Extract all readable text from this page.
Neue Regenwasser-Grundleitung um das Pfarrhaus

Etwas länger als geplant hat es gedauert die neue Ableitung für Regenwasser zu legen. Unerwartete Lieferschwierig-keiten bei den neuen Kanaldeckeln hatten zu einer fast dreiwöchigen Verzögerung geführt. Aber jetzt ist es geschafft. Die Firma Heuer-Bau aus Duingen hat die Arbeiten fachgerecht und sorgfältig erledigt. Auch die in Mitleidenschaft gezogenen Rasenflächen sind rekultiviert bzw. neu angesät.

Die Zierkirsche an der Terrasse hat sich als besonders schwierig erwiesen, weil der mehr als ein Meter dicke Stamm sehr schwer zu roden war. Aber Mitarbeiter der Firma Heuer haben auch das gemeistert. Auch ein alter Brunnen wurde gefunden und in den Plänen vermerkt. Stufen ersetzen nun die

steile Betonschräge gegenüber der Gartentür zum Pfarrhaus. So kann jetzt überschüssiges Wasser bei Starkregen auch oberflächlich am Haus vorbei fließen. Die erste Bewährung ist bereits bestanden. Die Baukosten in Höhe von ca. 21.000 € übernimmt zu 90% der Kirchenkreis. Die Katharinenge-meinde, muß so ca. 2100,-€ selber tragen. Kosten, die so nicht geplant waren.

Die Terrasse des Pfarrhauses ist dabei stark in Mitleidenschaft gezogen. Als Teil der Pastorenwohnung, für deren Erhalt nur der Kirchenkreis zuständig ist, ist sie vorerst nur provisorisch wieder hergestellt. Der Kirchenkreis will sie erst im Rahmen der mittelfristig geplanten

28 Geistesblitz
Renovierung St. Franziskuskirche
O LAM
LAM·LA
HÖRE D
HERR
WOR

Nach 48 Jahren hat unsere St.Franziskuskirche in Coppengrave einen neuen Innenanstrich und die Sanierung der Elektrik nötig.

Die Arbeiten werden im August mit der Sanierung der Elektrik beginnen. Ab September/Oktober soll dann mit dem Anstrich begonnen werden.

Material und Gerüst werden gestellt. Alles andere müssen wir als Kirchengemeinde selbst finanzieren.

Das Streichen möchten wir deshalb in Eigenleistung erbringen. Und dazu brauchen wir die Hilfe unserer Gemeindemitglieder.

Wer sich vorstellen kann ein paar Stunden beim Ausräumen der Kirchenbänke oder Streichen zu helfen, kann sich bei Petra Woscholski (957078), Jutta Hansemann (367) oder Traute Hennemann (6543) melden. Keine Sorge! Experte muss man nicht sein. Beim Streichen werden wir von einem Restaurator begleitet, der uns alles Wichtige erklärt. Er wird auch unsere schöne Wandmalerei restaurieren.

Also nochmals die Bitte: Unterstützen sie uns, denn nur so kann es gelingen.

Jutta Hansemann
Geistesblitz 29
-=-=-=-=-
## What is expected
What is the number of lines in these records that contain "Sanierung"? Reply with the number only.

## Task result
2